→ Task to complete:
Find the line that contains "Parse this screenshot: output". Copy it and every line after it to the end of the material below, exactly, with no pictures.

→ Material shown:
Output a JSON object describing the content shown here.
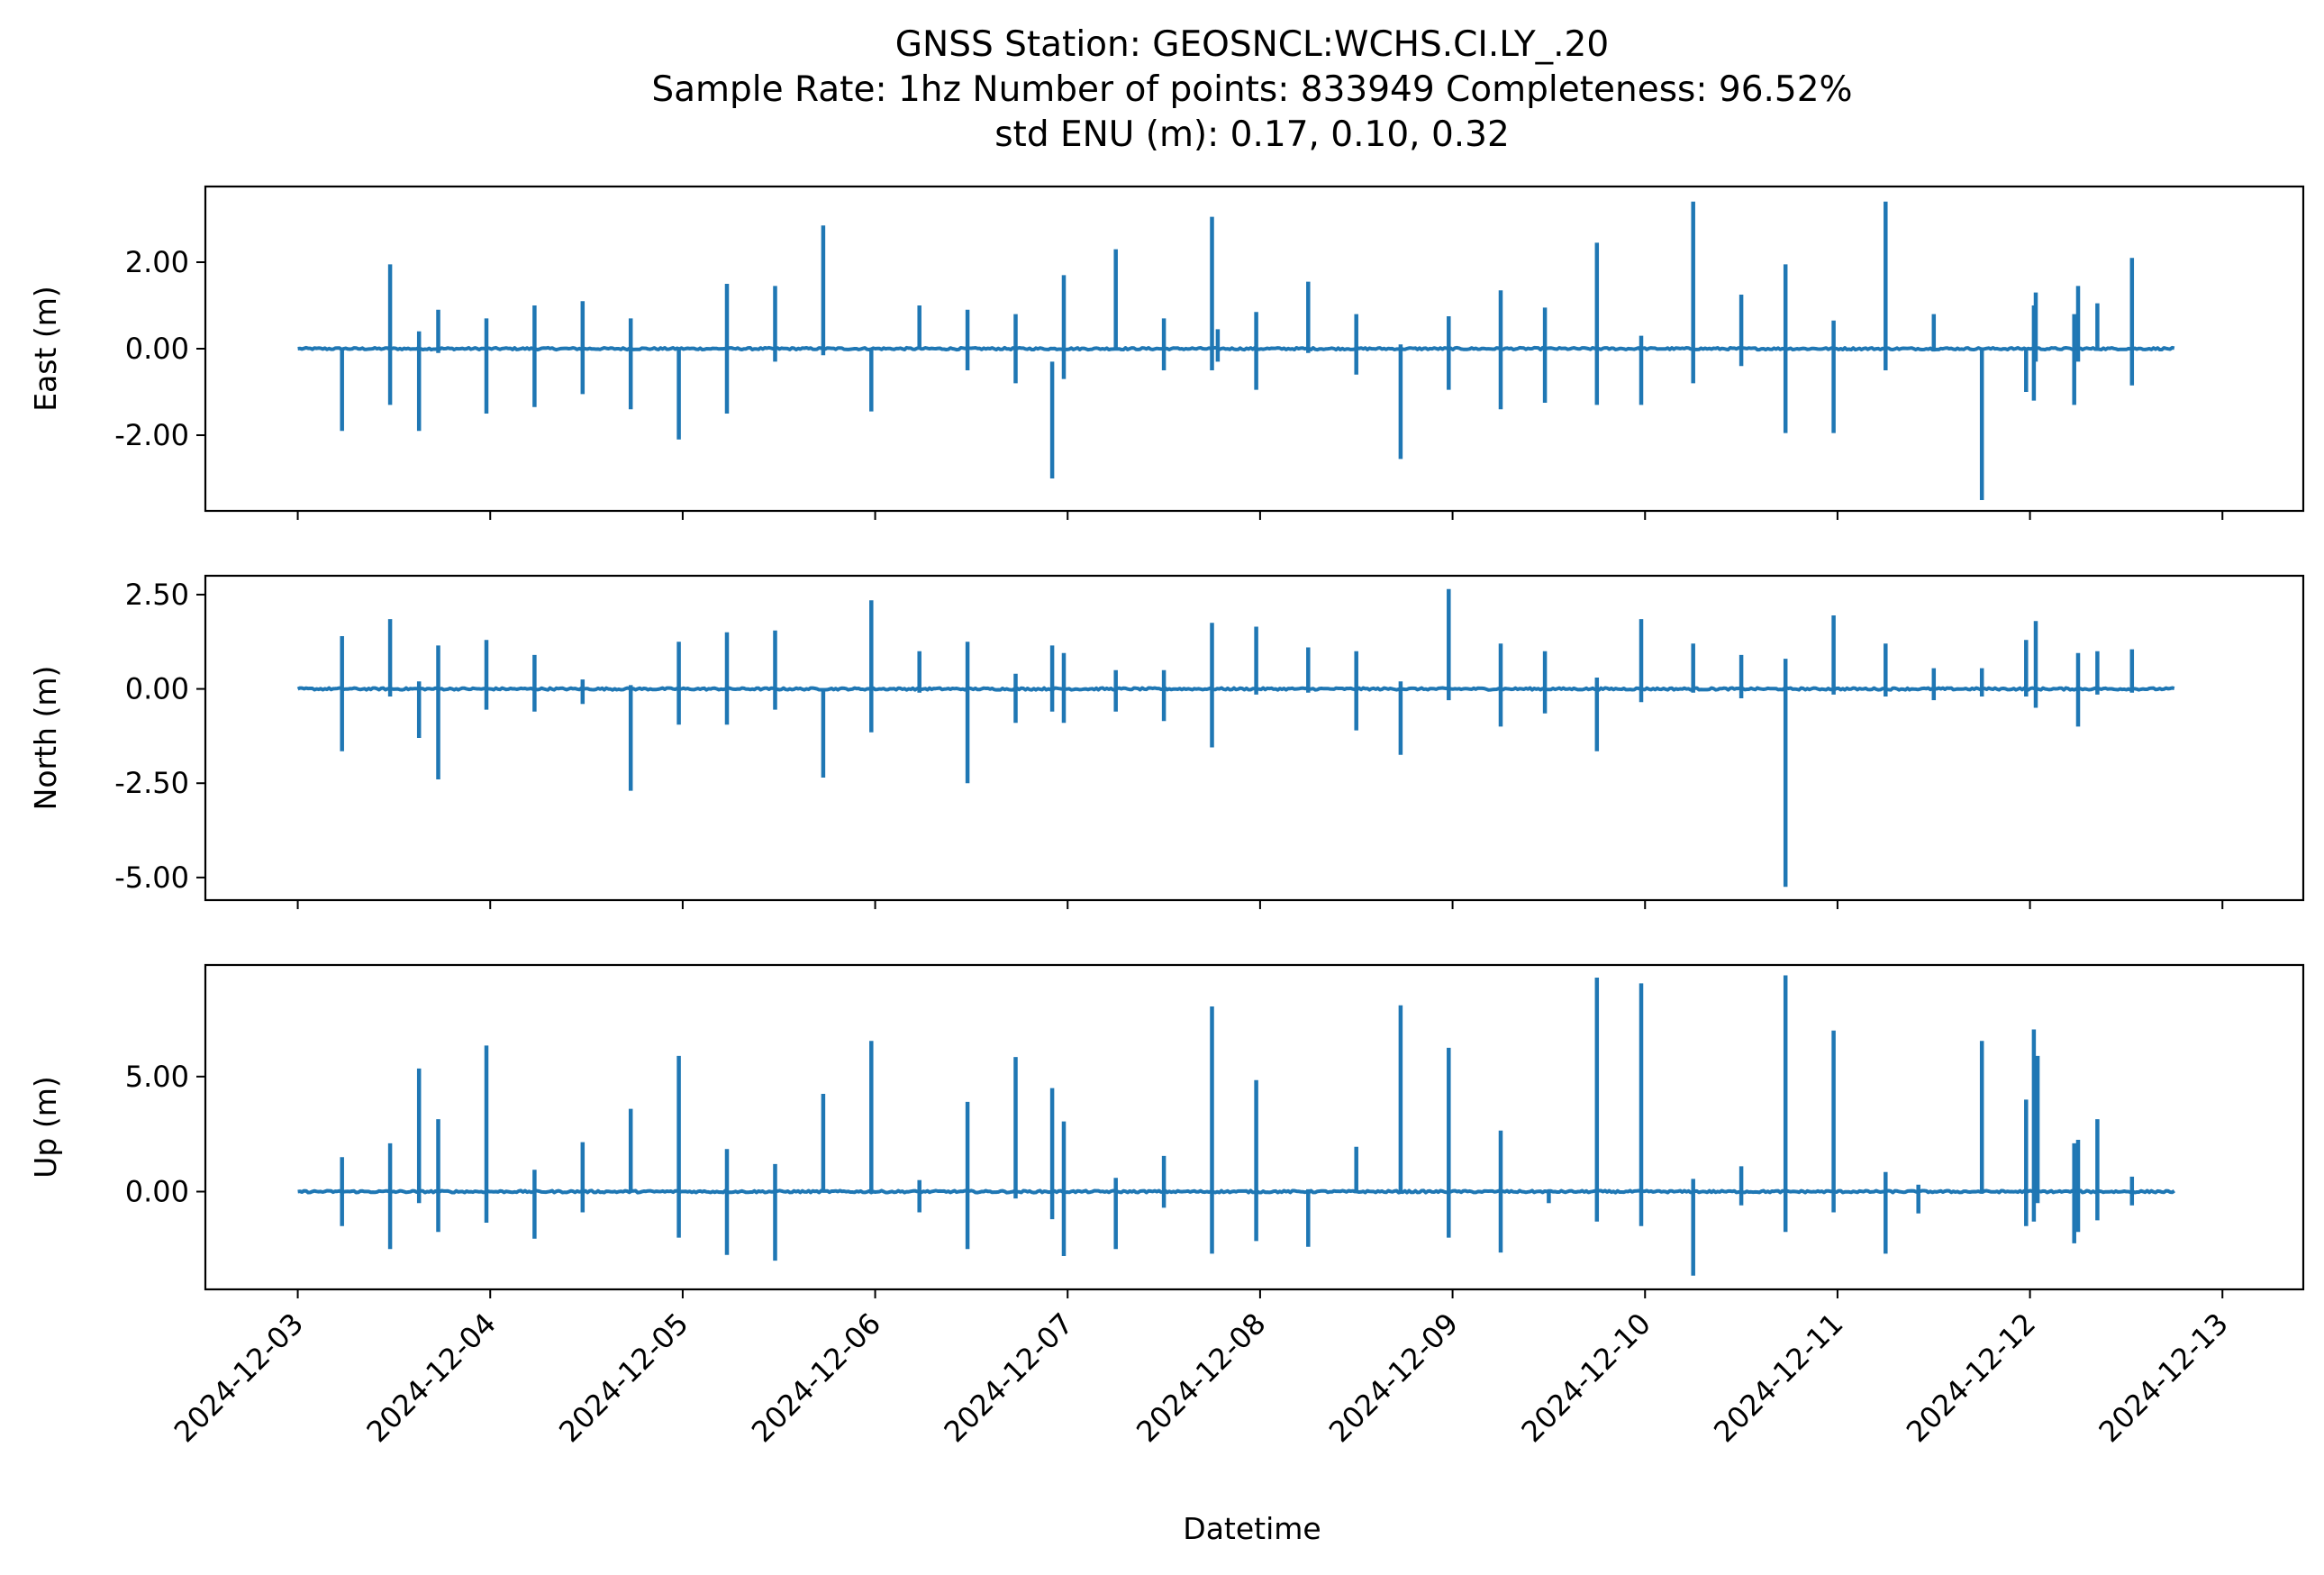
{
  "chart_data": {
    "type": "line",
    "title_lines": [
      "GNSS Station: GEOSNCL:WCHS.CI.LY_.20",
      "Sample Rate: 1hz   Number of points: 833949    Completeness:  96.52%",
      "std ENU (m):  0.17, 0.10, 0.32"
    ],
    "xlabel": "Datetime",
    "x_tick_labels": [
      "2024-12-03",
      "2024-12-04",
      "2024-12-05",
      "2024-12-06",
      "2024-12-07",
      "2024-12-08",
      "2024-12-09",
      "2024-12-10",
      "2024-12-11",
      "2024-12-12",
      "2024-12-13"
    ],
    "x_range_days": [
      -0.48,
      10.42
    ],
    "data_range_days": [
      0.0,
      9.75
    ],
    "line_color": "#1f77b4",
    "panels": [
      {
        "ylabel": "East (m)",
        "ylim": [
          -3.75,
          3.75
        ],
        "y_ticks": [
          2.0,
          0.0,
          -2.0
        ],
        "y_tick_labels": [
          "2.00",
          "0.00",
          "-2.00"
        ],
        "spikes": [
          [
            0.23,
            0.0,
            -1.9
          ],
          [
            0.48,
            1.95,
            -1.3
          ],
          [
            0.63,
            0.4,
            -1.9
          ],
          [
            0.73,
            0.9,
            -0.1
          ],
          [
            0.98,
            0.7,
            -1.5
          ],
          [
            1.23,
            1.0,
            -1.35
          ],
          [
            1.48,
            1.1,
            -1.05
          ],
          [
            1.73,
            0.7,
            -1.4
          ],
          [
            1.98,
            0.0,
            -2.1
          ],
          [
            2.23,
            1.5,
            -1.5
          ],
          [
            2.48,
            1.45,
            -0.3
          ],
          [
            2.73,
            2.85,
            -0.15
          ],
          [
            2.98,
            0.0,
            -1.45
          ],
          [
            3.23,
            1.0,
            0.0
          ],
          [
            3.48,
            0.9,
            -0.5
          ],
          [
            3.73,
            0.8,
            -0.8
          ],
          [
            3.92,
            -0.3,
            -3.0
          ],
          [
            3.98,
            1.7,
            -0.7
          ],
          [
            4.25,
            2.3,
            0.0
          ],
          [
            4.5,
            0.7,
            -0.5
          ],
          [
            4.75,
            3.05,
            -0.5
          ],
          [
            4.78,
            0.45,
            -0.3
          ],
          [
            4.98,
            0.85,
            -0.95
          ],
          [
            5.25,
            1.55,
            -0.1
          ],
          [
            5.5,
            0.8,
            -0.6
          ],
          [
            5.73,
            0.1,
            -2.55
          ],
          [
            5.98,
            0.75,
            -0.95
          ],
          [
            6.25,
            1.35,
            -1.4
          ],
          [
            6.48,
            0.95,
            -1.25
          ],
          [
            6.75,
            2.45,
            -1.3
          ],
          [
            6.98,
            0.3,
            -1.3
          ],
          [
            7.25,
            3.4,
            -0.8
          ],
          [
            7.5,
            1.25,
            -0.4
          ],
          [
            7.73,
            1.95,
            -1.95
          ],
          [
            7.98,
            0.65,
            -1.95
          ],
          [
            8.25,
            3.4,
            -0.5
          ],
          [
            8.5,
            0.8,
            0.0
          ],
          [
            8.75,
            0.0,
            -3.5
          ],
          [
            8.98,
            0.0,
            -1.0
          ],
          [
            9.02,
            1.0,
            -1.2
          ],
          [
            9.03,
            1.3,
            -0.3
          ],
          [
            9.23,
            0.8,
            -1.3
          ],
          [
            9.25,
            1.45,
            -0.3
          ],
          [
            9.35,
            1.05,
            0.0
          ],
          [
            9.53,
            2.1,
            -0.85
          ]
        ]
      },
      {
        "ylabel": "North (m)",
        "ylim": [
          -5.6,
          3.0
        ],
        "y_ticks": [
          2.5,
          0.0,
          -2.5,
          -5.0
        ],
        "y_tick_labels": [
          "2.50",
          "0.00",
          "-2.50",
          "-5.00"
        ],
        "spikes": [
          [
            0.23,
            1.4,
            -1.65
          ],
          [
            0.48,
            1.85,
            -0.2
          ],
          [
            0.63,
            0.2,
            -1.3
          ],
          [
            0.73,
            1.15,
            -2.4
          ],
          [
            0.98,
            1.3,
            -0.55
          ],
          [
            1.23,
            0.9,
            -0.6
          ],
          [
            1.48,
            0.25,
            -0.4
          ],
          [
            1.73,
            0.1,
            -2.7
          ],
          [
            1.98,
            1.25,
            -0.95
          ],
          [
            2.23,
            1.5,
            -0.95
          ],
          [
            2.48,
            1.55,
            -0.55
          ],
          [
            2.73,
            0.0,
            -2.35
          ],
          [
            2.98,
            2.35,
            -1.15
          ],
          [
            3.23,
            1.0,
            -0.1
          ],
          [
            3.48,
            1.25,
            -2.5
          ],
          [
            3.73,
            0.4,
            -0.9
          ],
          [
            3.92,
            1.15,
            -0.6
          ],
          [
            3.98,
            0.95,
            -0.9
          ],
          [
            4.25,
            0.5,
            -0.6
          ],
          [
            4.5,
            0.5,
            -0.85
          ],
          [
            4.75,
            1.75,
            -1.55
          ],
          [
            4.98,
            1.65,
            -0.15
          ],
          [
            5.25,
            1.1,
            -0.1
          ],
          [
            5.5,
            1.0,
            -1.1
          ],
          [
            5.73,
            0.2,
            -1.75
          ],
          [
            5.98,
            2.65,
            -0.3
          ],
          [
            6.25,
            1.2,
            -1.0
          ],
          [
            6.48,
            1.0,
            -0.65
          ],
          [
            6.75,
            0.3,
            -1.65
          ],
          [
            6.98,
            1.85,
            -0.35
          ],
          [
            7.25,
            1.2,
            -0.1
          ],
          [
            7.5,
            0.9,
            -0.25
          ],
          [
            7.73,
            0.8,
            -5.25
          ],
          [
            7.98,
            1.95,
            -0.15
          ],
          [
            8.25,
            1.2,
            -0.2
          ],
          [
            8.5,
            0.55,
            -0.3
          ],
          [
            8.75,
            0.55,
            -0.2
          ],
          [
            8.98,
            1.3,
            -0.2
          ],
          [
            9.03,
            1.8,
            -0.5
          ],
          [
            9.25,
            0.95,
            -1.0
          ],
          [
            9.35,
            1.0,
            -0.15
          ],
          [
            9.53,
            1.05,
            -0.1
          ]
        ]
      },
      {
        "ylabel": "Up (m)",
        "ylim": [
          -4.25,
          9.85
        ],
        "y_ticks": [
          5.0,
          0.0
        ],
        "y_tick_labels": [
          "5.00",
          "0.00"
        ],
        "spikes": [
          [
            0.23,
            1.5,
            -1.5
          ],
          [
            0.48,
            2.1,
            -2.5
          ],
          [
            0.63,
            5.35,
            -0.5
          ],
          [
            0.73,
            3.15,
            -1.75
          ],
          [
            0.98,
            6.35,
            -1.35
          ],
          [
            1.23,
            0.95,
            -2.05
          ],
          [
            1.48,
            2.15,
            -0.9
          ],
          [
            1.73,
            3.6,
            0.0
          ],
          [
            1.98,
            5.9,
            -2.0
          ],
          [
            2.23,
            1.85,
            -2.75
          ],
          [
            2.48,
            1.2,
            -3.0
          ],
          [
            2.73,
            4.25,
            0.0
          ],
          [
            2.98,
            6.55,
            0.0
          ],
          [
            3.23,
            0.5,
            -0.9
          ],
          [
            3.48,
            3.9,
            -2.5
          ],
          [
            3.73,
            5.85,
            -0.3
          ],
          [
            3.92,
            4.5,
            -1.2
          ],
          [
            3.98,
            3.05,
            -2.8
          ],
          [
            4.25,
            0.6,
            -2.5
          ],
          [
            4.5,
            1.55,
            -0.7
          ],
          [
            4.75,
            8.05,
            -2.7
          ],
          [
            4.98,
            4.85,
            -2.15
          ],
          [
            5.25,
            0.1,
            -2.4
          ],
          [
            5.5,
            1.95,
            0.0
          ],
          [
            5.73,
            8.1,
            0.0
          ],
          [
            5.98,
            6.25,
            -2.0
          ],
          [
            6.25,
            2.65,
            -2.65
          ],
          [
            6.5,
            0.0,
            -0.5
          ],
          [
            6.75,
            9.3,
            -1.3
          ],
          [
            6.98,
            9.05,
            -1.5
          ],
          [
            7.25,
            0.55,
            -3.65
          ],
          [
            7.5,
            1.1,
            -0.6
          ],
          [
            7.73,
            9.4,
            -1.75
          ],
          [
            7.98,
            7.0,
            -0.9
          ],
          [
            8.25,
            0.85,
            -2.7
          ],
          [
            8.42,
            0.3,
            -0.95
          ],
          [
            8.75,
            6.55,
            0.0
          ],
          [
            8.98,
            4.0,
            -1.5
          ],
          [
            9.02,
            7.05,
            -1.3
          ],
          [
            9.04,
            5.9,
            -0.5
          ],
          [
            9.23,
            2.1,
            -2.25
          ],
          [
            9.25,
            2.25,
            -1.75
          ],
          [
            9.35,
            3.15,
            -1.25
          ],
          [
            9.53,
            0.65,
            -0.6
          ]
        ]
      }
    ]
  }
}
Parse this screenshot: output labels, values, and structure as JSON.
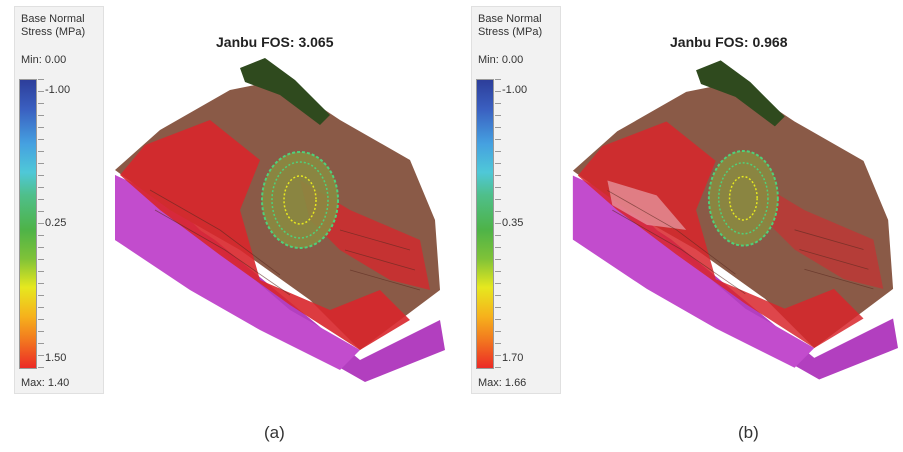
{
  "panels": [
    {
      "legend": {
        "title": "Base Normal\nStress (MPa)",
        "min_label": "Min: 0.00",
        "top_value": "-1.00",
        "mid_value": "0.25",
        "bottom_value": "1.50",
        "max_label": "Max: 1.40"
      },
      "fos_title": "Janbu FOS: 3.065",
      "caption": "(a)"
    },
    {
      "legend": {
        "title": "Base Normal\nStress (MPa)",
        "min_label": "Min: 0.00",
        "top_value": "-1.00",
        "mid_value": "0.35",
        "bottom_value": "1.70",
        "max_label": "Max: 1.66"
      },
      "fos_title": "Janbu FOS: 0.968",
      "caption": "(b)"
    }
  ],
  "colors": {
    "purple_layer": "#b23fbf",
    "brown_terrain": "#8a5a47",
    "red_zone": "#d8262b",
    "green_top": "#2f4a1e",
    "slip_mesh": "#4fd17a"
  }
}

→ Response to this exercise:
Parse this screenshot: output labels, values, and structure as JSON.
{
  "panels": [
    {
      "legend": {
        "title": "Base Normal\nStress (MPa)",
        "min_label": "Min: 0.00",
        "top_value": "-1.00",
        "mid_value": "0.25",
        "bottom_value": "1.50",
        "max_label": "Max: 1.40"
      },
      "fos_title": "Janbu FOS: 3.065",
      "caption": "(a)"
    },
    {
      "legend": {
        "title": "Base Normal\nStress (MPa)",
        "min_label": "Min: 0.00",
        "top_value": "-1.00",
        "mid_value": "0.35",
        "bottom_value": "1.70",
        "max_label": "Max: 1.66"
      },
      "fos_title": "Janbu FOS: 0.968",
      "caption": "(b)"
    }
  ],
  "colors": {
    "purple_layer": "#b23fbf",
    "brown_terrain": "#8a5a47",
    "red_zone": "#d8262b",
    "green_top": "#2f4a1e",
    "slip_mesh": "#4fd17a"
  }
}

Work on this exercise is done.